══ SOURCE MATERIAL ══

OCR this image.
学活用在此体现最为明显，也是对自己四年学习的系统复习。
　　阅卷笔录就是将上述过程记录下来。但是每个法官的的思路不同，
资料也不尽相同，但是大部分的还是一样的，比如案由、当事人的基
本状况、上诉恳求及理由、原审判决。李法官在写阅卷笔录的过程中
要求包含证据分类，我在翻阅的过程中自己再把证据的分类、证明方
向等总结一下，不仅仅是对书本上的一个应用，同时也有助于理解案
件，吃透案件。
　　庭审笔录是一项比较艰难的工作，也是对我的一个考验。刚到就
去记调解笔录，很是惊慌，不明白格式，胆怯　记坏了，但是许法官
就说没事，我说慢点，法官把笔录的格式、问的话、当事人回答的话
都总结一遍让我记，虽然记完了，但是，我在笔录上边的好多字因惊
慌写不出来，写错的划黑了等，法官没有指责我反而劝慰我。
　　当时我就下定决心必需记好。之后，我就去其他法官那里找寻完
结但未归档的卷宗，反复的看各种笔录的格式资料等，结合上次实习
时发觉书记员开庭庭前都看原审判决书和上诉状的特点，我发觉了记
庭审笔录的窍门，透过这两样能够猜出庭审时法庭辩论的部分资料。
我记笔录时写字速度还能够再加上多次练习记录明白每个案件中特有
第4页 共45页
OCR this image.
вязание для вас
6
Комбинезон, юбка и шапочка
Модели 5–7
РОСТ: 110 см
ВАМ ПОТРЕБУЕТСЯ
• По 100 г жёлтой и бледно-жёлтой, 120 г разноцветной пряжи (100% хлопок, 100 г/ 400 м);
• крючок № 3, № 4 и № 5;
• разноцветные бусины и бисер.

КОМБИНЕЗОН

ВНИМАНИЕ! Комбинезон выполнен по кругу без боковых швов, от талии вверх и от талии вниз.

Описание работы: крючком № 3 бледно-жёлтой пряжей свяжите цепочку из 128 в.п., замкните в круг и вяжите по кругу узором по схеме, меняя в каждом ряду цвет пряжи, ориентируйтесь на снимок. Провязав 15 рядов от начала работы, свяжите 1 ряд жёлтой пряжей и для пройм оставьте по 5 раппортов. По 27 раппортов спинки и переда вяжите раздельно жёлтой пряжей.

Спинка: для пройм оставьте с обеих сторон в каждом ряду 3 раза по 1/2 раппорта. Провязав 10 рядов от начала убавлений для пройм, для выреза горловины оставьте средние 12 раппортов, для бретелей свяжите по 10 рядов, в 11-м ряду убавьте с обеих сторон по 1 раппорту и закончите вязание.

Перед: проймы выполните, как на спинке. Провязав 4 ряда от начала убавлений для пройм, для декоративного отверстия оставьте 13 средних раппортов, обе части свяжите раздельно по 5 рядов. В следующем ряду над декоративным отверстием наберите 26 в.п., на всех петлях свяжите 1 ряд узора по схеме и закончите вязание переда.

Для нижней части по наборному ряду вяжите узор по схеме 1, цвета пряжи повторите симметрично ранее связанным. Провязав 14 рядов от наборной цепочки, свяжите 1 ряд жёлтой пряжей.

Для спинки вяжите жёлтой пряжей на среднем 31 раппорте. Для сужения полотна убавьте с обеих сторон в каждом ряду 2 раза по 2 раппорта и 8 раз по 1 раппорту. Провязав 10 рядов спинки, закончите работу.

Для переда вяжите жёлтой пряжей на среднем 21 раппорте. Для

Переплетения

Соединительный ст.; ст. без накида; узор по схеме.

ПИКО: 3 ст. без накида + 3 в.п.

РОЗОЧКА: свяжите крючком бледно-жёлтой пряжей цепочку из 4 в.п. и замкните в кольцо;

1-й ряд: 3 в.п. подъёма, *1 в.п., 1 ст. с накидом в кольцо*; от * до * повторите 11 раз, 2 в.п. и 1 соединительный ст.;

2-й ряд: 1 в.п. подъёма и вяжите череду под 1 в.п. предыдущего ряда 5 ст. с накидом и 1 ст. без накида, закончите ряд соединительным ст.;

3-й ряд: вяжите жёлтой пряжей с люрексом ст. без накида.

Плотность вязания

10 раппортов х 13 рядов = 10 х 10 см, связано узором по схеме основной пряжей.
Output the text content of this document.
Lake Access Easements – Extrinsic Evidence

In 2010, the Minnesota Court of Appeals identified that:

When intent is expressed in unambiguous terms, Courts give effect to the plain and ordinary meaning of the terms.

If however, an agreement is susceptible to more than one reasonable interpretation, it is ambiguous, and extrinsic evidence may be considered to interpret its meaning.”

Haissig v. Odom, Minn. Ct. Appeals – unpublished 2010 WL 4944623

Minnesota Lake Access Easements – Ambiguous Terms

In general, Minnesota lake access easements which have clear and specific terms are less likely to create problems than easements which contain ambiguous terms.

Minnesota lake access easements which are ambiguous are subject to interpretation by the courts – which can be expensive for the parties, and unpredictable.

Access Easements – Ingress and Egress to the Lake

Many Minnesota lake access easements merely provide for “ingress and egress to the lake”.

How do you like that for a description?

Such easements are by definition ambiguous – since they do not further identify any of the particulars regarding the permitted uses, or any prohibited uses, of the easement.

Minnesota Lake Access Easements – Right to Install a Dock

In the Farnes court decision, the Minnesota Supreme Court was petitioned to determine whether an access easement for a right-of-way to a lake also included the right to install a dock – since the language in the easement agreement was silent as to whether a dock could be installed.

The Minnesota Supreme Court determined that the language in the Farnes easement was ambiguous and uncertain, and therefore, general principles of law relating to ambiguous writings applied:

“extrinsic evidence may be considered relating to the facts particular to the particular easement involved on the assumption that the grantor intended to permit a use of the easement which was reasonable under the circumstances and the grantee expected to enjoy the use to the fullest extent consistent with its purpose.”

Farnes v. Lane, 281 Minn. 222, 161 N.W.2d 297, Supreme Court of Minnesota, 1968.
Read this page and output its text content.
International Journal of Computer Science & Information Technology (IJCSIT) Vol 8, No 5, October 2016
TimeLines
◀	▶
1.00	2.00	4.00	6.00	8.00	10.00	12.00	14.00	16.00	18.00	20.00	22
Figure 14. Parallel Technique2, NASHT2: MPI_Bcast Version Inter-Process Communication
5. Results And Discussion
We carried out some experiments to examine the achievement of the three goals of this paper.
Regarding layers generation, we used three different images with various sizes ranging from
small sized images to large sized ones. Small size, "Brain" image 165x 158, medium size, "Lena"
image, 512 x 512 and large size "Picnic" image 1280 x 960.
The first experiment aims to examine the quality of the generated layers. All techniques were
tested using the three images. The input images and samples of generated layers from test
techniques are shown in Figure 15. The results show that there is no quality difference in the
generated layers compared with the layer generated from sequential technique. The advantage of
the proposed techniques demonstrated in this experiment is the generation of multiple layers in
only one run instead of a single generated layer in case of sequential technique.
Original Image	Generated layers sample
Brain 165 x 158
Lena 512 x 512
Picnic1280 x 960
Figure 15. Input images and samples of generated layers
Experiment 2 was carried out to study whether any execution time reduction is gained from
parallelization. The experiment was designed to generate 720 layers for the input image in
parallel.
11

═══

> PROBLEM REQUIREMENTS: Extract all of the material exactly as it is written.

> PROBLEM SOLUTION:
OCR this image.
学活用在此体现最为明显，也是对自己四年学习的系统复习。
　　阅卷笔录就是将上述过程记录下来。但是每个法官的的思路不同，
资料也不尽相同，但是大部分的还是一样的，比如案由、当事人的基
本状况、上诉恳求及理由、原审判决。李法官在写阅卷笔录的过程中
要求包含证据分类，我在翻阅的过程中自己再把证据的分类、证明方
向等总结一下，不仅仅是对书本上的一个应用，同时也有助于理解案
件，吃透案件。
　　庭审笔录是一项比较艰难的工作，也是对我的一个考验。刚到就
去记调解笔录，很是惊慌，不明白格式，胆怯　记坏了，但是许法官
就说没事，我说慢点，法官把笔录的格式、问的话、当事人回答的话
都总结一遍让我记，虽然记完了，但是，我在笔录上边的好多字因惊
慌写不出来，写错的划黑了等，法官没有指责我反而劝慰我。
　　当时我就下定决心必需记好。之后，我就去其他法官那里找寻完
结但未归档的卷宗，反复的看各种笔录的格式资料等，结合上次实习
时发觉书记员开庭庭前都看原审判决书和上诉状的特点，我发觉了记
庭审笔录的窍门，透过这两样能够猜出庭审时法庭辩论的部分资料。
我记笔录时写字速度还能够再加上多次练习记录明白每个案件中特有
第4页 共45页
OCR this image.
вязание для вас
6
Комбинезон, юбка и шапочка
Модели 5–7
РОСТ: 110 см
ВАМ ПОТРЕБУЕТСЯ
• По 100 г жёлтой и бледно-жёлтой, 120 г разноцветной пряжи (100% хлопок, 100 г/ 400 м);
• крючок № 3, № 4 и № 5;
• разноцветные бусины и бисер.

КОМБИНЕЗОН

ВНИМАНИЕ! Комбинезон выполнен по кругу без боковых швов, от талии вверх и от талии вниз.

Описание работы: крючком № 3 бледно-жёлтой пряжей свяжите цепочку из 128 в.п., замкните в круг и вяжите по кругу узором по схеме, меняя в каждом ряду цвет пряжи, ориентируйтесь на снимок. Провязав 15 рядов от начала работы, свяжите 1 ряд жёлтой пряжей и для пройм оставьте по 5 раппортов. По 27 раппортов спинки и переда вяжите раздельно жёлтой пряжей.

Спинка: для пройм оставьте с обеих сторон в каждом ряду 3 раза по 1/2 раппорта. Провязав 10 рядов от начала убавлений для пройм, для выреза горловины оставьте средние 12 раппортов, для бретелей свяжите по 10 рядов, в 11-м ряду убавьте с обеих сторон по 1 раппорту и закончите вязание.

Перед: проймы выполните, как на спинке. Провязав 4 ряда от начала убавлений для пройм, для декоративного отверстия оставьте 13 средних раппортов, обе части свяжите раздельно по 5 рядов. В следующем ряду над декоративным отверстием наберите 26 в.п., на всех петлях свяжите 1 ряд узора по схеме и закончите вязание переда.

Для нижней части по наборному ряду вяжите узор по схеме 1, цвета пряжи повторите симметрично ранее связанным. Провязав 14 рядов от наборной цепочки, свяжите 1 ряд жёлтой пряжей.

Для спинки вяжите жёлтой пряжей на среднем 31 раппорте. Для сужения полотна убавьте с обеих сторон в каждом ряду 2 раза по 2 раппорта и 8 раз по 1 раппорту. Провязав 10 рядов спинки, закончите работу.

Для переда вяжите жёлтой пряжей на среднем 21 раппорте. Для

Переплетения

Соединительный ст.; ст. без накида; узор по схеме.

ПИКО: 3 ст. без накида + 3 в.п.

РОЗОЧКА: свяжите крючком бледно-жёлтой пряжей цепочку из 4 в.п. и замкните в кольцо;

1-й ряд: 3 в.п. подъёма, *1 в.п., 1 ст. с накидом в кольцо*; от * до * повторите 11 раз, 2 в.п. и 1 соединительный ст.;

2-й ряд: 1 в.п. подъёма и вяжите череду под 1 в.п. предыдущего ряда 5 ст. с накидом и 1 ст. без накида, закончите ряд соединительным ст.;

3-й ряд: вяжите жёлтой пряжей с люрексом ст. без накида.

Плотность вязания

10 раппортов х 13 рядов = 10 х 10 см, связано узором по схеме основной пряжей.
Output the text content of this document.
Lake Access Easements – Extrinsic Evidence

In 2010, the Minnesota Court of Appeals identified that:

When intent is expressed in unambiguous terms, Courts give effect to the plain and ordinary meaning of the terms.

If however, an agreement is susceptible to more than one reasonable interpretation, it is ambiguous, and extrinsic evidence may be considered to interpret its meaning.”

Haissig v. Odom, Minn. Ct. Appeals – unpublished 2010 WL 4944623

Minnesota Lake Access Easements – Ambiguous Terms

In general, Minnesota lake access easements which have clear and specific terms are less likely to create problems than easements which contain ambiguous terms.

Minnesota lake access easements which are ambiguous are subject to interpretation by the courts – which can be expensive for the parties, and unpredictable.

Access Easements – Ingress and Egress to the Lake

Many Minnesota lake access easements merely provide for “ingress and egress to the lake”.

How do you like that for a description?

Such easements are by definition ambiguous – since they do not further identify any of the particulars regarding the permitted uses, or any prohibited uses, of the easement.

Minnesota Lake Access Easements – Right to Install a Dock

In the Farnes court decision, the Minnesota Supreme Court was petitioned to determine whether an access easement for a right-of-way to a lake also included the right to install a dock – since the language in the easement agreement was silent as to whether a dock could be installed.

The Minnesota Supreme Court determined that the language in the Farnes easement was ambiguous and uncertain, and therefore, general principles of law relating to ambiguous writings applied:

“extrinsic evidence may be considered relating to the facts particular to the particular easement involved on the assumption that the grantor intended to permit a use of the easement which was reasonable under the circumstances and the grantee expected to enjoy the use to the fullest extent consistent with its purpose.”

Farnes v. Lane, 281 Minn. 222, 161 N.W.2d 297, Supreme Court of Minnesota, 1968.
Read this page and output its text content.
International Journal of Computer Science & Information Technology (IJCSIT) Vol 8, No 5, October 2016
TimeLines
◀	▶
1.00	2.00	4.00	6.00	8.00	10.00	12.00	14.00	16.00	18.00	20.00	22
Figure 14. Parallel Technique2, NASHT2: MPI_Bcast Version Inter-Process Communication
5. Results And Discussion
We carried out some experiments to examine the achievement of the three goals of this paper.
Regarding layers generation, we used three different images with various sizes ranging from
small sized images to large sized ones. Small size, "Brain" image 165x 158, medium size, "Lena"
image, 512 x 512 and large size "Picnic" image 1280 x 960.
The first experiment aims to examine the quality of the generated layers. All techniques were
tested using the three images. The input images and samples of generated layers from test
techniques are shown in Figure 15. The results show that there is no quality difference in the
generated layers compared with the layer generated from sequential technique. The advantage of
the proposed techniques demonstrated in this experiment is the generation of multiple layers in
only one run instead of a single generated layer in case of sequential technique.
Original Image	Generated layers sample
Brain 165 x 158
Lena 512 x 512
Picnic1280 x 960
Figure 15. Input images and samples of generated layers
Experiment 2 was carried out to study whether any execution time reduction is gained from
parallelization. The experiment was designed to generate 720 layers for the input image in
parallel.
11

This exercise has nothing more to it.